What is required: Write out the material exactly, with the pictures left out.

Record excerpts:
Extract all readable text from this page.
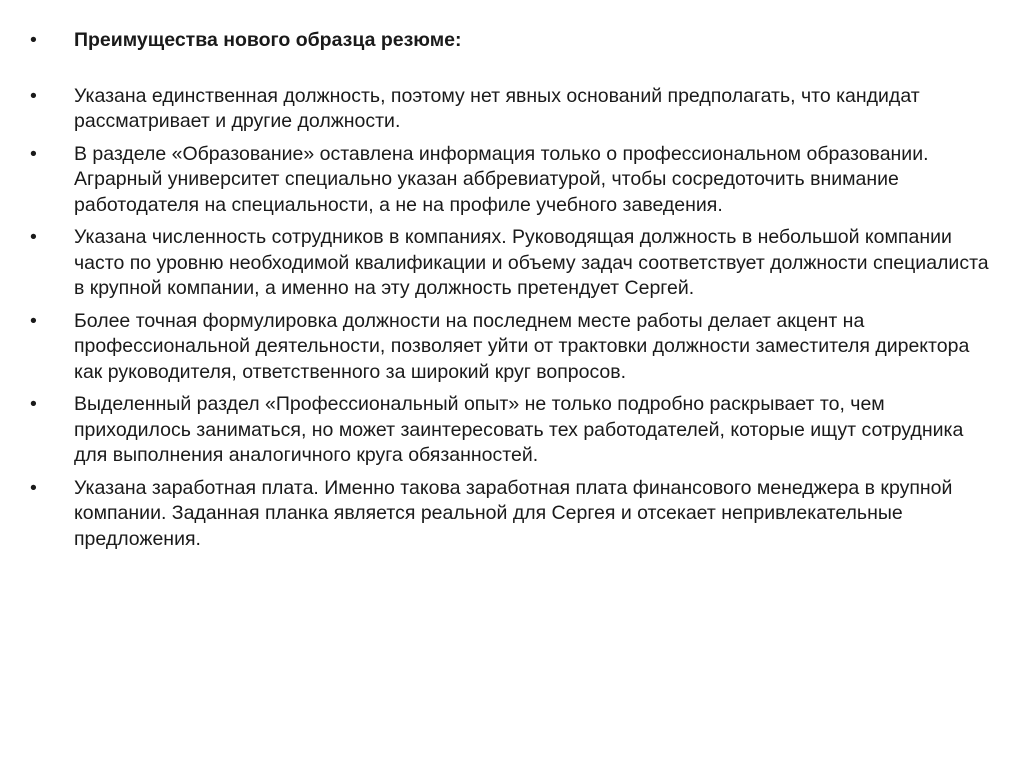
•	Преимущества нового образца резюме:
•	Указана единственная должность, поэтому нет явных оснований предполагать, что кандидат рассматривает и другие должности.
•	В разделе «Образование» оставлена информация только о профессиональном образовании. Аграрный университет специально указан аббревиатурой, чтобы сосредоточить внимание работодателя на специальности, а не на профиле учебного заведения.
•	Указана численность сотрудников в компаниях. Руководящая должность в небольшой компании часто по уровню необходимой квалификации и объему задач соответствует должности специалиста в крупной компании, а именно на эту должность претендует Сергей.
•	Более точная формулировка должности на последнем месте работы делает акцент на профессиональной деятельности, позволяет уйти от трактовки должности заместителя директора как руководителя, ответственного за широкий круг вопросов.
•	Выделенный раздел «Профессиональный опыт» не только подробно раскрывает то, чем приходилось заниматься, но может заинтересовать тех работодателей, которые ищут сотрудника для выполнения аналогичного круга обязанностей.
•	Указана заработная плата. Именно такова заработная плата финансового менеджера в крупной компании. Заданная планка является реальной для Сергея и отсекает непривлекательные предложения.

Problem solution:
Extract all readable text from this page.
•	Преимущества нового образца резюме:
•	Указана единственная должность, поэтому нет явных оснований предполагать, что кандидат рассматривает и другие должности.
•	В разделе «Образование» оставлена информация только о профессиональном образовании. Аграрный университет специально указан аббревиатурой, чтобы сосредоточить внимание работодателя на специальности, а не на профиле учебного заведения.
•	Указана численность сотрудников в компаниях. Руководящая должность в небольшой компании часто по уровню необходимой квалификации и объему задач соответствует должности специалиста в крупной компании, а именно на эту должность претендует Сергей.
•	Более точная формулировка должности на последнем месте работы делает акцент на профессиональной деятельности, позволяет уйти от трактовки должности заместителя директора как руководителя, ответственного за широкий круг вопросов.
•	Выделенный раздел «Профессиональный опыт» не только подробно раскрывает то, чем приходилось заниматься, но может заинтересовать тех работодателей, которые ищут сотрудника для выполнения аналогичного круга обязанностей.
•	Указана заработная плата. Именно такова заработная плата финансового менеджера в крупной компании. Заданная планка является реальной для Сергея и отсекает непривлекательные предложения.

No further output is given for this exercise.